*Task objective:* Output every record word for word.

>> start

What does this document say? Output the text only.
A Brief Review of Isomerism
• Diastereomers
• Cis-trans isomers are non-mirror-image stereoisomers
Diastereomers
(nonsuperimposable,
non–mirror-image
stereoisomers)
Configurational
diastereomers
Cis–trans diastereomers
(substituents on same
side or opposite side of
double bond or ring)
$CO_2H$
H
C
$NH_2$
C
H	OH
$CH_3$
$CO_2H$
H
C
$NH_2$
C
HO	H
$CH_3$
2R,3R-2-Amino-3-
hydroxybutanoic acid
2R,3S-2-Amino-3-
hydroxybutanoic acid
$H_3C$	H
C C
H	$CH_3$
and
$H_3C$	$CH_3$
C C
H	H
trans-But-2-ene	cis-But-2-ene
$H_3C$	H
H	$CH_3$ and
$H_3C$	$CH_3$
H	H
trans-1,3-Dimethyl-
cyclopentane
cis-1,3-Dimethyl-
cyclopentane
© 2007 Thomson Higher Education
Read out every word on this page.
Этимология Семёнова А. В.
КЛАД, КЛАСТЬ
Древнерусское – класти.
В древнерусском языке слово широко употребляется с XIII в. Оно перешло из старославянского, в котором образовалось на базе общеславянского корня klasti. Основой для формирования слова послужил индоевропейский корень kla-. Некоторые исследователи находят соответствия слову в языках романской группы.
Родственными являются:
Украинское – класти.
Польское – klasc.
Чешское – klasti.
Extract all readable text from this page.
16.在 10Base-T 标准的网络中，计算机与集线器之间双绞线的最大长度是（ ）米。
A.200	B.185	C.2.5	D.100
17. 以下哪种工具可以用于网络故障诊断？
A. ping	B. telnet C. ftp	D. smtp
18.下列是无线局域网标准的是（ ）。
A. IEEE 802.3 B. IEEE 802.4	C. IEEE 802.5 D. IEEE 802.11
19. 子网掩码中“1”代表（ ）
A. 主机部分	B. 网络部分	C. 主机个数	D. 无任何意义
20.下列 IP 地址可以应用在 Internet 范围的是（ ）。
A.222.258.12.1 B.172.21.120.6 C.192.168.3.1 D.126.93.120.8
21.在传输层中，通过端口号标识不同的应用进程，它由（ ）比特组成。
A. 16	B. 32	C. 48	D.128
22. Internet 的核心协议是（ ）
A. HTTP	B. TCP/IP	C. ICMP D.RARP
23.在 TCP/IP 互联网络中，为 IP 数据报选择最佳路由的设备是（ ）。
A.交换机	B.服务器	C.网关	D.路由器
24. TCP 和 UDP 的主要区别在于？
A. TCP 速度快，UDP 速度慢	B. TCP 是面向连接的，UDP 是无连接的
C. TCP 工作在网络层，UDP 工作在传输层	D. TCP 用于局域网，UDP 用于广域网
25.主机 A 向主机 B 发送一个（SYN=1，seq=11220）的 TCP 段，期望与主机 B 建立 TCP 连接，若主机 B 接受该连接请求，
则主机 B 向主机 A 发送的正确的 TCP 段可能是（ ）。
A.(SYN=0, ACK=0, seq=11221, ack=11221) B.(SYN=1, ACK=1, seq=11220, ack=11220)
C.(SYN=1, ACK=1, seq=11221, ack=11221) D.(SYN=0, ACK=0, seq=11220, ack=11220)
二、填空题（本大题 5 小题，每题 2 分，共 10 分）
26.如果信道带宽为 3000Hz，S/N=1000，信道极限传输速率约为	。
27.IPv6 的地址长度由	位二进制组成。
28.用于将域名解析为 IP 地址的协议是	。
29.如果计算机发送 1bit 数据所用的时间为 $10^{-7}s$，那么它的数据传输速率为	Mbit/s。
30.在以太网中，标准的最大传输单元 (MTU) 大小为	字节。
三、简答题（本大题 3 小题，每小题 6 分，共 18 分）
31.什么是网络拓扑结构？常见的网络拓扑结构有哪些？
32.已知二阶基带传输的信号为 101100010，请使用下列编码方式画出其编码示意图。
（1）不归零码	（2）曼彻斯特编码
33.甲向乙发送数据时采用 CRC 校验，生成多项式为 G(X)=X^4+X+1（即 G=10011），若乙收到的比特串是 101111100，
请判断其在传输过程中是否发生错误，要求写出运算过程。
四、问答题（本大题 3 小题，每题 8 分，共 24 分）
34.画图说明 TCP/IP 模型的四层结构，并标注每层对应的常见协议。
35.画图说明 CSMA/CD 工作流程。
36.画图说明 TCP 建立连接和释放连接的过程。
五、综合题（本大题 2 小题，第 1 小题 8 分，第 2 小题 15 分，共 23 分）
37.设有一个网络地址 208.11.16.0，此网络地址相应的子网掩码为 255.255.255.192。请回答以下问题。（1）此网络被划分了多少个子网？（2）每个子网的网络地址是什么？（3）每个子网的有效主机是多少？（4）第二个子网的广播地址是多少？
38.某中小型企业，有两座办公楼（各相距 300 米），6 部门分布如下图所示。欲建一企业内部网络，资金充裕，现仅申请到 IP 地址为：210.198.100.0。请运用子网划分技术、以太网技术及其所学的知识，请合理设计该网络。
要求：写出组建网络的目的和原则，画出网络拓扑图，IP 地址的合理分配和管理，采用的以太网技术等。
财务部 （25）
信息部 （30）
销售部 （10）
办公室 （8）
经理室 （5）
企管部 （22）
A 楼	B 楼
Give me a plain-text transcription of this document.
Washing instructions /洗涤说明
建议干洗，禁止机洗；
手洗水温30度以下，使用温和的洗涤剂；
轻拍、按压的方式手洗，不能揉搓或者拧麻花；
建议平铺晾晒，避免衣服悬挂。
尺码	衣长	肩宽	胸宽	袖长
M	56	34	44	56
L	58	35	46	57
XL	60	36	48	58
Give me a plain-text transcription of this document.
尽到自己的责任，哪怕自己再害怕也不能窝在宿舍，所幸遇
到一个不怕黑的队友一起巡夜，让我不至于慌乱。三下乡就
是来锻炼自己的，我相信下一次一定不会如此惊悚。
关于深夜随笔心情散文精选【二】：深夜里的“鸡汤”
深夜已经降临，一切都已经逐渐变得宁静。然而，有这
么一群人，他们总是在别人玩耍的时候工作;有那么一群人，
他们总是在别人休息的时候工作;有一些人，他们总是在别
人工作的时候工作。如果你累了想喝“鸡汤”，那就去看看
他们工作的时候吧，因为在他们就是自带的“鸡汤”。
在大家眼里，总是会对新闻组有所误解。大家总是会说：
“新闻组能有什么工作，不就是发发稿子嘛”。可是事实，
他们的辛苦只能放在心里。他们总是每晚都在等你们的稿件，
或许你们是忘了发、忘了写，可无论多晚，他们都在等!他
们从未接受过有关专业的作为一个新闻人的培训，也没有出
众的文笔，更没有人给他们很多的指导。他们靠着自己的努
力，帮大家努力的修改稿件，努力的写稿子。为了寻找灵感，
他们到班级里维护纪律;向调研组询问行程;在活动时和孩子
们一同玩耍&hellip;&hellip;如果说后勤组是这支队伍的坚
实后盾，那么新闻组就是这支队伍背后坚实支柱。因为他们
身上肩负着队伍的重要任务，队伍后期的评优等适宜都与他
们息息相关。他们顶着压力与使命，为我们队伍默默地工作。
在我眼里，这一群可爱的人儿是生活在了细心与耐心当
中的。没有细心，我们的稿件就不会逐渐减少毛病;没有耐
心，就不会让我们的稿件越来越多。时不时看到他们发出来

>> end

*Reply:*
What does this document say? Output the text only.
A Brief Review of Isomerism
• Diastereomers
• Cis-trans isomers are non-mirror-image stereoisomers
Diastereomers
(nonsuperimposable,
non–mirror-image
stereoisomers)
Configurational
diastereomers
Cis–trans diastereomers
(substituents on same
side or opposite side of
double bond or ring)
$CO_2H$
H
C
$NH_2$
C
H	OH
$CH_3$
$CO_2H$
H
C
$NH_2$
C
HO	H
$CH_3$
2R,3R-2-Amino-3-
hydroxybutanoic acid
2R,3S-2-Amino-3-
hydroxybutanoic acid
$H_3C$	H
C C
H	$CH_3$
and
$H_3C$	$CH_3$
C C
H	H
trans-But-2-ene	cis-But-2-ene
$H_3C$	H
H	$CH_3$ and
$H_3C$	$CH_3$
H	H
trans-1,3-Dimethyl-
cyclopentane
cis-1,3-Dimethyl-
cyclopentane
© 2007 Thomson Higher Education
Read out every word on this page.
Этимология Семёнова А. В.
КЛАД, КЛАСТЬ
Древнерусское – класти.
В древнерусском языке слово широко употребляется с XIII в. Оно перешло из старославянского, в котором образовалось на базе общеславянского корня klasti. Основой для формирования слова послужил индоевропейский корень kla-. Некоторые исследователи находят соответствия слову в языках романской группы.
Родственными являются:
Украинское – класти.
Польское – klasc.
Чешское – klasti.
Extract all readable text from this page.
16.在 10Base-T 标准的网络中，计算机与集线器之间双绞线的最大长度是（ ）米。
A.200	B.185	C.2.5	D.100
17. 以下哪种工具可以用于网络故障诊断？
A. ping	B. telnet C. ftp	D. smtp
18.下列是无线局域网标准的是（ ）。
A. IEEE 802.3 B. IEEE 802.4	C. IEEE 802.5 D. IEEE 802.11
19. 子网掩码中“1”代表（ ）
A. 主机部分	B. 网络部分	C. 主机个数	D. 无任何意义
20.下列 IP 地址可以应用在 Internet 范围的是（ ）。
A.222.258.12.1 B.172.21.120.6 C.192.168.3.1 D.126.93.120.8
21.在传输层中，通过端口号标识不同的应用进程，它由（ ）比特组成。
A. 16	B. 32	C. 48	D.128
22. Internet 的核心协议是（ ）
A. HTTP	B. TCP/IP	C. ICMP D.RARP
23.在 TCP/IP 互联网络中，为 IP 数据报选择最佳路由的设备是（ ）。
A.交换机	B.服务器	C.网关	D.路由器
24. TCP 和 UDP 的主要区别在于？
A. TCP 速度快，UDP 速度慢	B. TCP 是面向连接的，UDP 是无连接的
C. TCP 工作在网络层，UDP 工作在传输层	D. TCP 用于局域网，UDP 用于广域网
25.主机 A 向主机 B 发送一个（SYN=1，seq=11220）的 TCP 段，期望与主机 B 建立 TCP 连接，若主机 B 接受该连接请求，
则主机 B 向主机 A 发送的正确的 TCP 段可能是（ ）。
A.(SYN=0, ACK=0, seq=11221, ack=11221) B.(SYN=1, ACK=1, seq=11220, ack=11220)
C.(SYN=1, ACK=1, seq=11221, ack=11221) D.(SYN=0, ACK=0, seq=11220, ack=11220)
二、填空题（本大题 5 小题，每题 2 分，共 10 分）
26.如果信道带宽为 3000Hz，S/N=1000，信道极限传输速率约为	。
27.IPv6 的地址长度由	位二进制组成。
28.用于将域名解析为 IP 地址的协议是	。
29.如果计算机发送 1bit 数据所用的时间为 $10^{-7}s$，那么它的数据传输速率为	Mbit/s。
30.在以太网中，标准的最大传输单元 (MTU) 大小为	字节。
三、简答题（本大题 3 小题，每小题 6 分，共 18 分）
31.什么是网络拓扑结构？常见的网络拓扑结构有哪些？
32.已知二阶基带传输的信号为 101100010，请使用下列编码方式画出其编码示意图。
（1）不归零码	（2）曼彻斯特编码
33.甲向乙发送数据时采用 CRC 校验，生成多项式为 G(X)=X^4+X+1（即 G=10011），若乙收到的比特串是 101111100，
请判断其在传输过程中是否发生错误，要求写出运算过程。
四、问答题（本大题 3 小题，每题 8 分，共 24 分）
34.画图说明 TCP/IP 模型的四层结构，并标注每层对应的常见协议。
35.画图说明 CSMA/CD 工作流程。
36.画图说明 TCP 建立连接和释放连接的过程。
五、综合题（本大题 2 小题，第 1 小题 8 分，第 2 小题 15 分，共 23 分）
37.设有一个网络地址 208.11.16.0，此网络地址相应的子网掩码为 255.255.255.192。请回答以下问题。（1）此网络被划分了多少个子网？（2）每个子网的网络地址是什么？（3）每个子网的有效主机是多少？（4）第二个子网的广播地址是多少？
38.某中小型企业，有两座办公楼（各相距 300 米），6 部门分布如下图所示。欲建一企业内部网络，资金充裕，现仅申请到 IP 地址为：210.198.100.0。请运用子网划分技术、以太网技术及其所学的知识，请合理设计该网络。
要求：写出组建网络的目的和原则，画出网络拓扑图，IP 地址的合理分配和管理，采用的以太网技术等。
财务部 （25）
信息部 （30）
销售部 （10）
办公室 （8）
经理室 （5）
企管部 （22）
A 楼	B 楼
Give me a plain-text transcription of this document.
Washing instructions /洗涤说明
建议干洗，禁止机洗；
手洗水温30度以下，使用温和的洗涤剂；
轻拍、按压的方式手洗，不能揉搓或者拧麻花；
建议平铺晾晒，避免衣服悬挂。
尺码	衣长	肩宽	胸宽	袖长
M	56	34	44	56
L	58	35	46	57
XL	60	36	48	58
Give me a plain-text transcription of this document.
尽到自己的责任，哪怕自己再害怕也不能窝在宿舍，所幸遇
到一个不怕黑的队友一起巡夜，让我不至于慌乱。三下乡就
是来锻炼自己的，我相信下一次一定不会如此惊悚。
关于深夜随笔心情散文精选【二】：深夜里的“鸡汤”
深夜已经降临，一切都已经逐渐变得宁静。然而，有这
么一群人，他们总是在别人玩耍的时候工作;有那么一群人，
他们总是在别人休息的时候工作;有一些人，他们总是在别
人工作的时候工作。如果你累了想喝“鸡汤”，那就去看看
他们工作的时候吧，因为在他们就是自带的“鸡汤”。
在大家眼里，总是会对新闻组有所误解。大家总是会说：
“新闻组能有什么工作，不就是发发稿子嘛”。可是事实，
他们的辛苦只能放在心里。他们总是每晚都在等你们的稿件，
或许你们是忘了发、忘了写，可无论多晚，他们都在等!他
们从未接受过有关专业的作为一个新闻人的培训，也没有出
众的文笔，更没有人给他们很多的指导。他们靠着自己的努
力，帮大家努力的修改稿件，努力的写稿子。为了寻找灵感，
他们到班级里维护纪律;向调研组询问行程;在活动时和孩子
们一同玩耍&hellip;&hellip;如果说后勤组是这支队伍的坚
实后盾，那么新闻组就是这支队伍背后坚实支柱。因为他们
身上肩负着队伍的重要任务，队伍后期的评优等适宜都与他
们息息相关。他们顶着压力与使命，为我们队伍默默地工作。
在我眼里，这一群可爱的人儿是生活在了细心与耐心当
中的。没有细心，我们的稿件就不会逐渐减少毛病;没有耐
心，就不会让我们的稿件越来越多。时不时看到他们发出来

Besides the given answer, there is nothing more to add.